Challenge> Repeat each entry as written, dropping any picture you find.

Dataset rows

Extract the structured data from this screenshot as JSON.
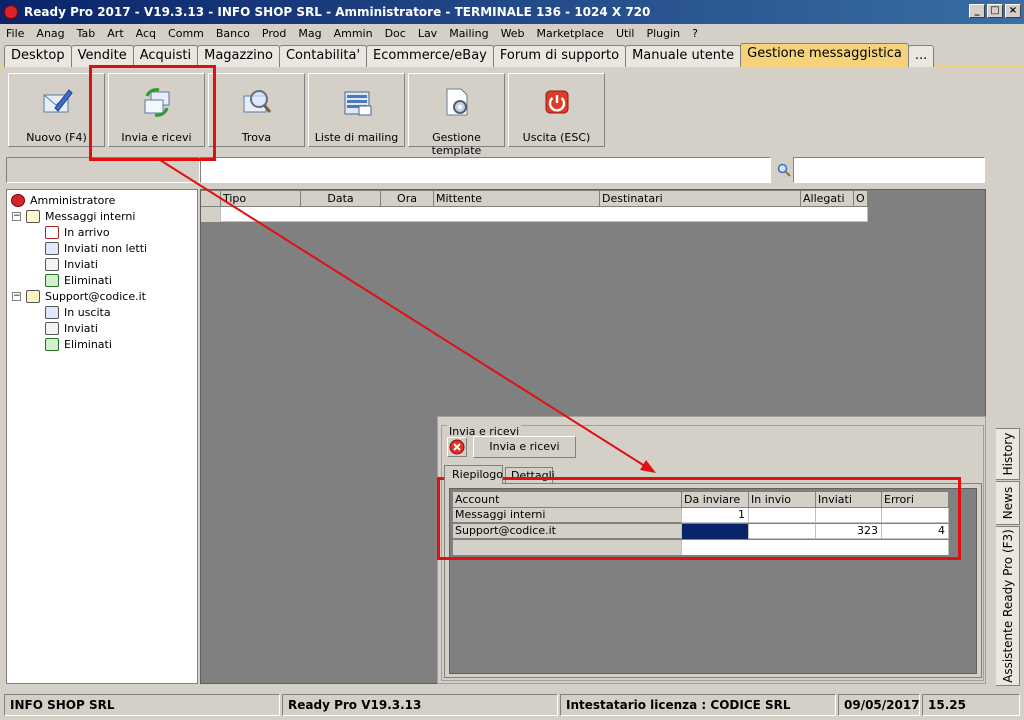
{
  "window": {
    "title": "Ready Pro 2017 - V19.3.13 - INFO SHOP SRL - Amministratore - TERMINALE 136 - 1024 X 720"
  },
  "menu": [
    "File",
    "Anag",
    "Tab",
    "Art",
    "Acq",
    "Comm",
    "Banco",
    "Prod",
    "Mag",
    "Ammin",
    "Doc",
    "Lav",
    "Mailing",
    "Web",
    "Marketplace",
    "Util",
    "Plugin",
    "?"
  ],
  "tabs": [
    {
      "label": "Desktop"
    },
    {
      "label": "Vendite"
    },
    {
      "label": "Acquisti"
    },
    {
      "label": "Magazzino"
    },
    {
      "label": "Contabilita'"
    },
    {
      "label": "Ecommerce/eBay"
    },
    {
      "label": "Forum di supporto"
    },
    {
      "label": "Manuale utente"
    },
    {
      "label": "Gestione messaggistica",
      "active": true
    },
    {
      "label": "..."
    }
  ],
  "toolbar": {
    "new": "Nuovo (F4)",
    "sendreceive": "Invia e ricevi",
    "find": "Trova",
    "lists": "Liste di mailing",
    "templates": "Gestione template",
    "exit": "Uscita (ESC)"
  },
  "tree": {
    "root": "Amministratore",
    "internal": "Messaggi interni",
    "inbox": "In arrivo",
    "unread_sent": "Inviati non letti",
    "sent": "Inviati",
    "deleted": "Eliminati",
    "account": "Support@codice.it",
    "outbox": "In uscita",
    "sent2": "Inviati",
    "deleted2": "Eliminati"
  },
  "grid": {
    "columns": [
      "Tipo",
      "Data",
      "Ora",
      "Mittente",
      "Destinatari",
      "Allegati",
      "O"
    ]
  },
  "dialog": {
    "group_title": "Invia e ricevi",
    "button": "Invia e ricevi",
    "tabs": [
      "Riepilogo",
      "Dettagli"
    ],
    "columns": [
      "Account",
      "Da inviare",
      "In invio",
      "Inviati",
      "Errori"
    ],
    "rows": [
      {
        "account": "Messaggi interni",
        "da_inviare": "1",
        "in_invio": "",
        "inviati": "",
        "errori": ""
      },
      {
        "account": "Support@codice.it",
        "da_inviare": "",
        "in_invio": "",
        "inviati": "323",
        "errori": "4"
      }
    ]
  },
  "side_tabs": {
    "history": "History",
    "news": "News",
    "assistant": "Assistente Ready Pro (F3)"
  },
  "status": {
    "company": "INFO SHOP SRL",
    "version": "Ready Pro V19.3.13",
    "license": "Intestatario licenza : CODICE SRL",
    "date": "09/05/2017",
    "time": "15.25"
  },
  "colors": {
    "title_bar": "#0a246a",
    "active_tab": "#f6d37b",
    "annotation": "#e01010",
    "selected_cell": "#0a246a"
  }
}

In response>
Extract the structured data from this screenshot as JSON.
{
  "window": {
    "title": "Ready Pro 2017 - V19.3.13 - INFO SHOP SRL - Amministratore - TERMINALE 136 - 1024 X 720"
  },
  "menu": [
    "File",
    "Anag",
    "Tab",
    "Art",
    "Acq",
    "Comm",
    "Banco",
    "Prod",
    "Mag",
    "Ammin",
    "Doc",
    "Lav",
    "Mailing",
    "Web",
    "Marketplace",
    "Util",
    "Plugin",
    "?"
  ],
  "tabs": [
    {
      "label": "Desktop"
    },
    {
      "label": "Vendite"
    },
    {
      "label": "Acquisti"
    },
    {
      "label": "Magazzino"
    },
    {
      "label": "Contabilita'"
    },
    {
      "label": "Ecommerce/eBay"
    },
    {
      "label": "Forum di supporto"
    },
    {
      "label": "Manuale utente"
    },
    {
      "label": "Gestione messaggistica",
      "active": true
    },
    {
      "label": "..."
    }
  ],
  "toolbar": {
    "new": "Nuovo (F4)",
    "sendreceive": "Invia e ricevi",
    "find": "Trova",
    "lists": "Liste di mailing",
    "templates": "Gestione template",
    "exit": "Uscita (ESC)"
  },
  "tree": {
    "root": "Amministratore",
    "internal": "Messaggi interni",
    "inbox": "In arrivo",
    "unread_sent": "Inviati non letti",
    "sent": "Inviati",
    "deleted": "Eliminati",
    "account": "Support@codice.it",
    "outbox": "In uscita",
    "sent2": "Inviati",
    "deleted2": "Eliminati"
  },
  "grid": {
    "columns": [
      "Tipo",
      "Data",
      "Ora",
      "Mittente",
      "Destinatari",
      "Allegati",
      "O"
    ]
  },
  "dialog": {
    "group_title": "Invia e ricevi",
    "button": "Invia e ricevi",
    "tabs": [
      "Riepilogo",
      "Dettagli"
    ],
    "columns": [
      "Account",
      "Da inviare",
      "In invio",
      "Inviati",
      "Errori"
    ],
    "rows": [
      {
        "account": "Messaggi interni",
        "da_inviare": "1",
        "in_invio": "",
        "inviati": "",
        "errori": ""
      },
      {
        "account": "Support@codice.it",
        "da_inviare": "",
        "in_invio": "",
        "inviati": "323",
        "errori": "4"
      }
    ]
  },
  "side_tabs": {
    "history": "History",
    "news": "News",
    "assistant": "Assistente Ready Pro (F3)"
  },
  "status": {
    "company": "INFO SHOP SRL",
    "version": "Ready Pro V19.3.13",
    "license": "Intestatario licenza : CODICE SRL",
    "date": "09/05/2017",
    "time": "15.25"
  },
  "colors": {
    "title_bar": "#0a246a",
    "active_tab": "#f6d37b",
    "annotation": "#e01010",
    "selected_cell": "#0a246a"
  }
}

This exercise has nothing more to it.